== Entries shown ==
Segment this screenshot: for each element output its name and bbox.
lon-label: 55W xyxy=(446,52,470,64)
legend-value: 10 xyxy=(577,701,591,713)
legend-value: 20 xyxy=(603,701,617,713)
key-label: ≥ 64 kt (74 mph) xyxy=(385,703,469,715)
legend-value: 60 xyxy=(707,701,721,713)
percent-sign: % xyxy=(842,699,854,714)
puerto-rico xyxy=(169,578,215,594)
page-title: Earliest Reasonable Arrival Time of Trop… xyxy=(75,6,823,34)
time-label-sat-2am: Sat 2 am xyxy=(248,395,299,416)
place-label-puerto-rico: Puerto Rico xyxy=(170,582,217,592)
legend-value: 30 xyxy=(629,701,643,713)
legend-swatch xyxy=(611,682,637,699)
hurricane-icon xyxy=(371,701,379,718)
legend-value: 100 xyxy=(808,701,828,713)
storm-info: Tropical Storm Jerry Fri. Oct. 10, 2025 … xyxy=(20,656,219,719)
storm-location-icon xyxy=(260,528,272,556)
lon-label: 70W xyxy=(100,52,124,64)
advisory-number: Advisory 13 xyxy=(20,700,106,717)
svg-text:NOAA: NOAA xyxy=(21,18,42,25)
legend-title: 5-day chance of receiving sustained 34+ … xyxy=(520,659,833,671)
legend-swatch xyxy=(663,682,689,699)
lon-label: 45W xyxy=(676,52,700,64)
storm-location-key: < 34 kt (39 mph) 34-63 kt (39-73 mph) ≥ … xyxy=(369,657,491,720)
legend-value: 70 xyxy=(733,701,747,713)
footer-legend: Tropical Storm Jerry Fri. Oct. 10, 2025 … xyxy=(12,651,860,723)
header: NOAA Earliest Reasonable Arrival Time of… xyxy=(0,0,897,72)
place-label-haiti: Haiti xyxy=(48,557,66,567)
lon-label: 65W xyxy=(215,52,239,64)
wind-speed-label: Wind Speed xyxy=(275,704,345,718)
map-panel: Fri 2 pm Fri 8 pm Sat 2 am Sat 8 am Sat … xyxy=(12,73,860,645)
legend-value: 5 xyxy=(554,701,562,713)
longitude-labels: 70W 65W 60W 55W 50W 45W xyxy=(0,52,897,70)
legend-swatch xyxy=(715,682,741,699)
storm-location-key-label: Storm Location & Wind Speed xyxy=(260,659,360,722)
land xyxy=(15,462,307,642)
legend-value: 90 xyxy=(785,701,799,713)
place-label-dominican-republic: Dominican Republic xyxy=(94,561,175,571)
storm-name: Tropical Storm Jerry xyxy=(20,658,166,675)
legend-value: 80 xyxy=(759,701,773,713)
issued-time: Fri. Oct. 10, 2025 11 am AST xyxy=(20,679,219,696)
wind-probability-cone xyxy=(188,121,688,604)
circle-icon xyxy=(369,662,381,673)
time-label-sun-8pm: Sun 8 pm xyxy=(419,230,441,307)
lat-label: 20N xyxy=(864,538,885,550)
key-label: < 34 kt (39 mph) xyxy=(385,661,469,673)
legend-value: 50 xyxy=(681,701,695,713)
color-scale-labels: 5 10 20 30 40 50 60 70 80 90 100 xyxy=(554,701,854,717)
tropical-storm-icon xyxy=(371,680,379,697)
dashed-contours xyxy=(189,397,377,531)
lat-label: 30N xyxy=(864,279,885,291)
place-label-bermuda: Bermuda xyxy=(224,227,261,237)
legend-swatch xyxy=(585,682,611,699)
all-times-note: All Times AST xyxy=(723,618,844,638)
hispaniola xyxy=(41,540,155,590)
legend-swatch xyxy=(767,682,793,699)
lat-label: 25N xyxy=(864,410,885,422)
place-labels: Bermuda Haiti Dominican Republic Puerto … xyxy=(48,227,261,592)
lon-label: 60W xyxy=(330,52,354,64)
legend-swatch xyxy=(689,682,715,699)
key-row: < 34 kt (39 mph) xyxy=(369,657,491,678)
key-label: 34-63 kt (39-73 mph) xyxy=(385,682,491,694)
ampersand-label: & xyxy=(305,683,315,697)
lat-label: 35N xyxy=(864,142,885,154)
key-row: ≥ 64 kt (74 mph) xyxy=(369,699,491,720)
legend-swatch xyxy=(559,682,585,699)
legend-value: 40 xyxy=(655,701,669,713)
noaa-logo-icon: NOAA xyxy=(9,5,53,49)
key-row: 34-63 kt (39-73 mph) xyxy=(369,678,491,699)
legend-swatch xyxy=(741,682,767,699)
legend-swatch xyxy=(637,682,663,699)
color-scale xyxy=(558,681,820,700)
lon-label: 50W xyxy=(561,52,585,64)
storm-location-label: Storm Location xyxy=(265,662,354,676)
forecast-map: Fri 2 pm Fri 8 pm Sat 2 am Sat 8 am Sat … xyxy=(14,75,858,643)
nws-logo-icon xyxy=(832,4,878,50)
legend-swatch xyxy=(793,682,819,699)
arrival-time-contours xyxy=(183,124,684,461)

== Task objective ==
Retype everything from the start of the material above down to the line containing "legend-swatch xyxy=(611,682,637,699)", with both ends included.

== Answer for this exercise ==
Segment this screenshot: for each element output its name and bbox.
lon-label: 55W xyxy=(446,52,470,64)
legend-value: 10 xyxy=(577,701,591,713)
legend-value: 20 xyxy=(603,701,617,713)
key-label: ≥ 64 kt (74 mph) xyxy=(385,703,469,715)
legend-value: 60 xyxy=(707,701,721,713)
percent-sign: % xyxy=(842,699,854,714)
puerto-rico xyxy=(169,578,215,594)
page-title: Earliest Reasonable Arrival Time of Trop… xyxy=(75,6,823,34)
time-label-sat-2am: Sat 2 am xyxy=(248,395,299,416)
place-label-puerto-rico: Puerto Rico xyxy=(170,582,217,592)
legend-value: 30 xyxy=(629,701,643,713)
legend-swatch xyxy=(611,682,637,699)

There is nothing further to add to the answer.